BEGIN

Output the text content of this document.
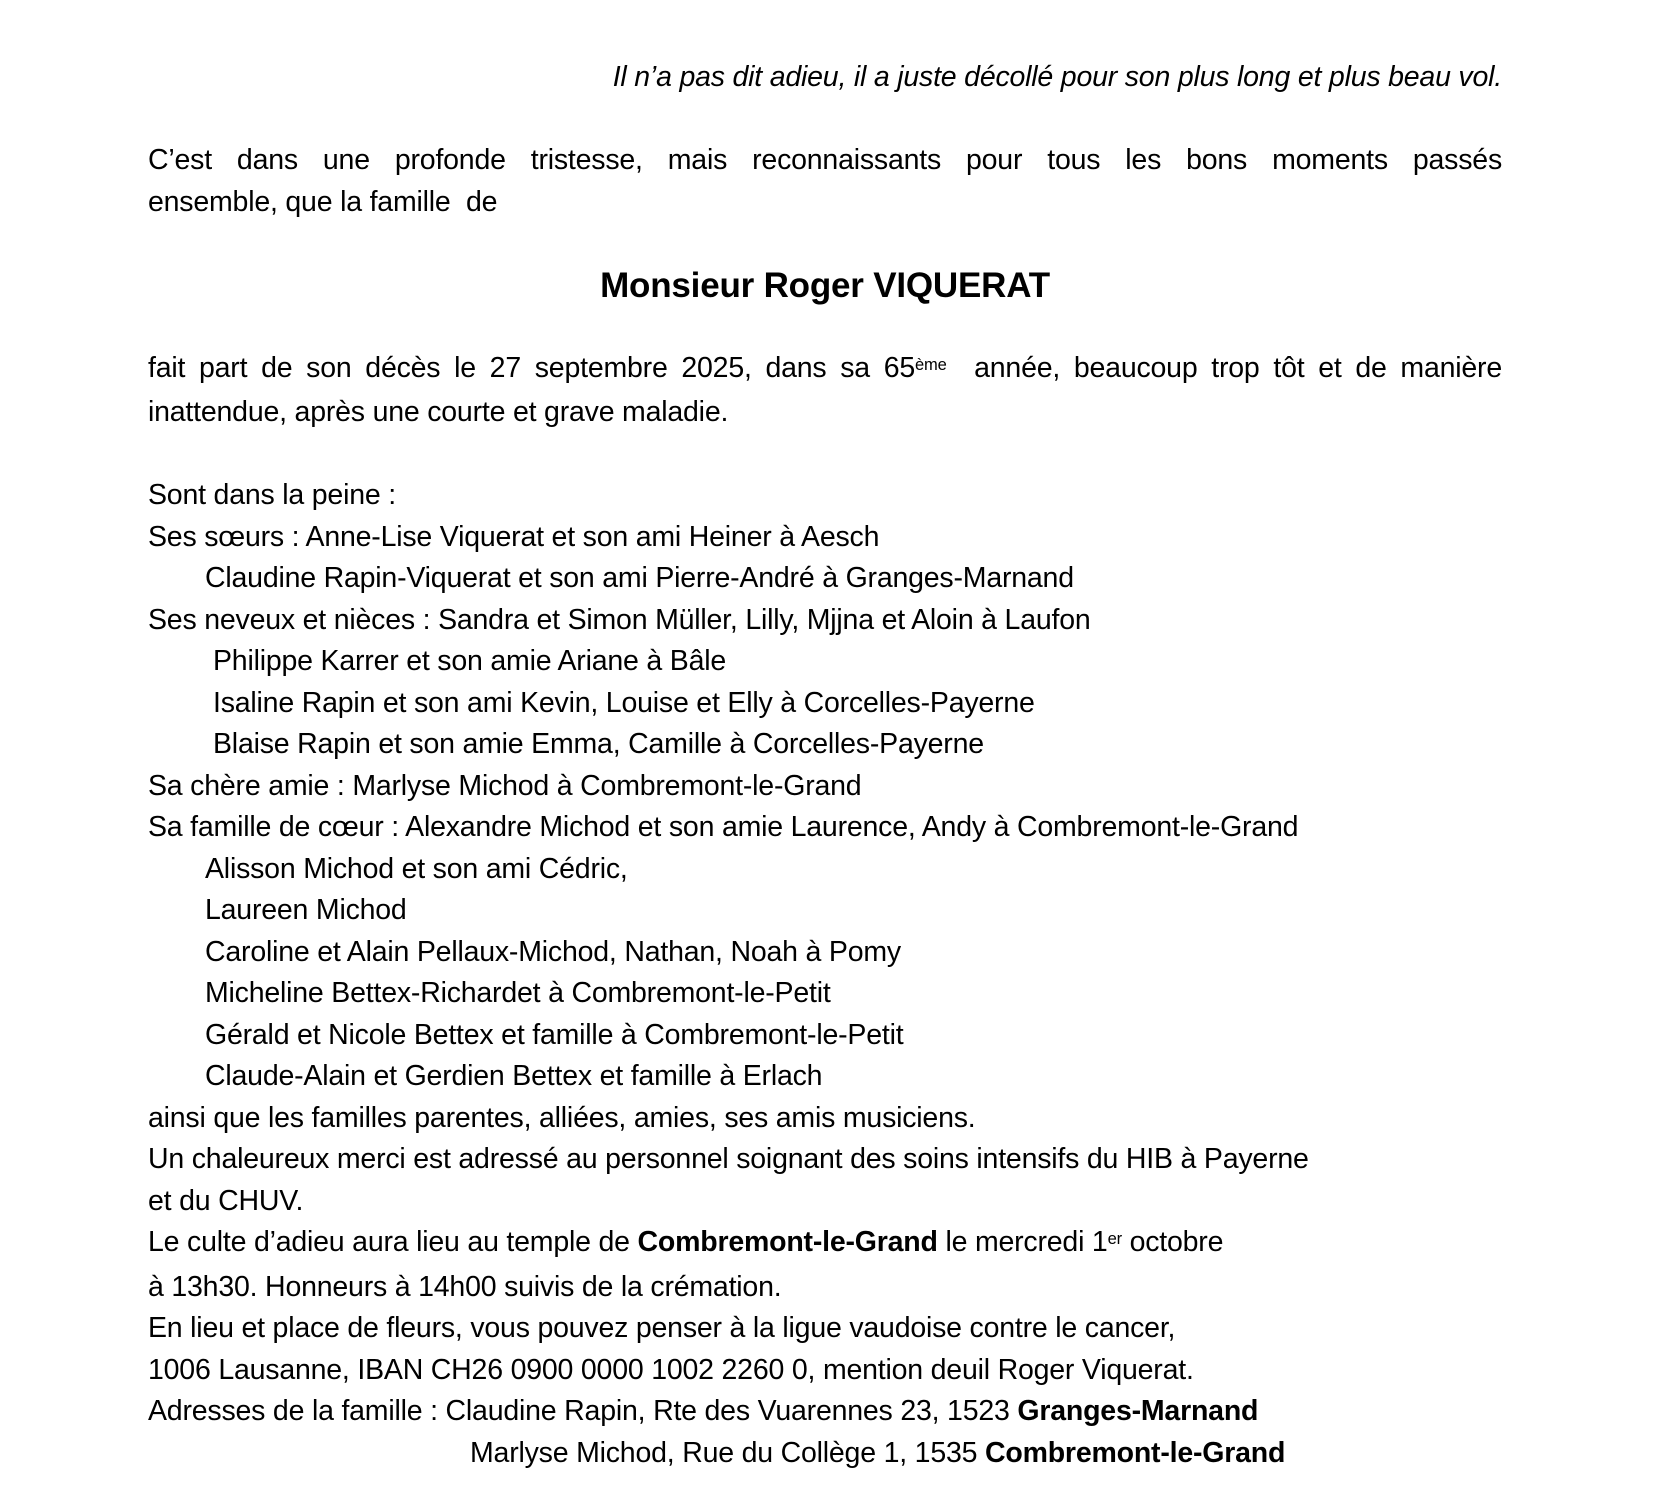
Il n’a pas dit adieu, il a juste décollé pour son plus long et plus beau vol.
C’est dans une profonde tristesse, mais reconnaissants pour tous les bons moments passés
ensemble, que la famille  de
Monsieur Roger VIQUERAT
fait part de son décès le 27 septembre 2025, dans sa 65ème  année, beaucoup trop tôt et de manière
inattendue, après une courte et grave maladie.
Sont dans la peine :
Ses sœurs : Anne-Lise Viquerat et son ami Heiner à Aesch
Claudine Rapin-Viquerat et son ami Pierre-André à Granges-Marnand
Ses neveux et nièces : Sandra et Simon Müller, Lilly, Mjjna et Aloin à Laufon
Philippe Karrer et son amie Ariane à Bâle
Isaline Rapin et son ami Kevin, Louise et Elly à Corcelles-Payerne
Blaise Rapin et son amie Emma, Camille à Corcelles-Payerne
Sa chère amie : Marlyse Michod à Combremont-le-Grand
Sa famille de cœur : Alexandre Michod et son amie Laurence, Andy à Combremont-le-Grand
Alisson Michod et son ami Cédric,
Laureen Michod
Caroline et Alain Pellaux-Michod, Nathan, Noah à Pomy
Micheline Bettex-Richardet à Combremont-le-Petit
Gérald et Nicole Bettex et famille à Combremont-le-Petit
Claude-Alain et Gerdien Bettex et famille à Erlach
ainsi que les familles parentes, alliées, amies, ses amis musiciens.
Un chaleureux merci est adressé au personnel soignant des soins intensifs du HIB à Payerne
et du CHUV.
Le culte d’adieu aura lieu au temple de Combremont-le-Grand le mercredi 1er octobre
à 13h30. Honneurs à 14h00 suivis de la crémation.
En lieu et place de fleurs, vous pouvez penser à la ligue vaudoise contre le cancer,
1006 Lausanne, IBAN CH26 0900 0000 1002 2260 0, mention deuil Roger Viquerat.
Adresses de la famille : Claudine Rapin, Rte des Vuarennes 23, 1523 Granges-Marnand
Marlyse Michod, Rue du Collège 1, 1535 Combremont-le-Grand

END

- [Given problem]
Every entry must be reproduced exactly, with the images left out.

- [Complete response]
Output the text content of this document.
Il n’a pas dit adieu, il a juste décollé pour son plus long et plus beau vol.
C’est dans une profonde tristesse, mais reconnaissants pour tous les bons moments passés
ensemble, que la famille  de
Monsieur Roger VIQUERAT
fait part de son décès le 27 septembre 2025, dans sa 65ème  année, beaucoup trop tôt et de manière
inattendue, après une courte et grave maladie.
Sont dans la peine :
Ses sœurs : Anne-Lise Viquerat et son ami Heiner à Aesch
Claudine Rapin-Viquerat et son ami Pierre-André à Granges-Marnand
Ses neveux et nièces : Sandra et Simon Müller, Lilly, Mjjna et Aloin à Laufon
Philippe Karrer et son amie Ariane à Bâle
Isaline Rapin et son ami Kevin, Louise et Elly à Corcelles-Payerne
Blaise Rapin et son amie Emma, Camille à Corcelles-Payerne
Sa chère amie : Marlyse Michod à Combremont-le-Grand
Sa famille de cœur : Alexandre Michod et son amie Laurence, Andy à Combremont-le-Grand
Alisson Michod et son ami Cédric,
Laureen Michod
Caroline et Alain Pellaux-Michod, Nathan, Noah à Pomy
Micheline Bettex-Richardet à Combremont-le-Petit
Gérald et Nicole Bettex et famille à Combremont-le-Petit
Claude-Alain et Gerdien Bettex et famille à Erlach
ainsi que les familles parentes, alliées, amies, ses amis musiciens.
Un chaleureux merci est adressé au personnel soignant des soins intensifs du HIB à Payerne
et du CHUV.
Le culte d’adieu aura lieu au temple de Combremont-le-Grand le mercredi 1er octobre
à 13h30. Honneurs à 14h00 suivis de la crémation.
En lieu et place de fleurs, vous pouvez penser à la ligue vaudoise contre le cancer,
1006 Lausanne, IBAN CH26 0900 0000 1002 2260 0, mention deuil Roger Viquerat.
Adresses de la famille : Claudine Rapin, Rte des Vuarennes 23, 1523 Granges-Marnand
Marlyse Michod, Rue du Collège 1, 1535 Combremont-le-Grand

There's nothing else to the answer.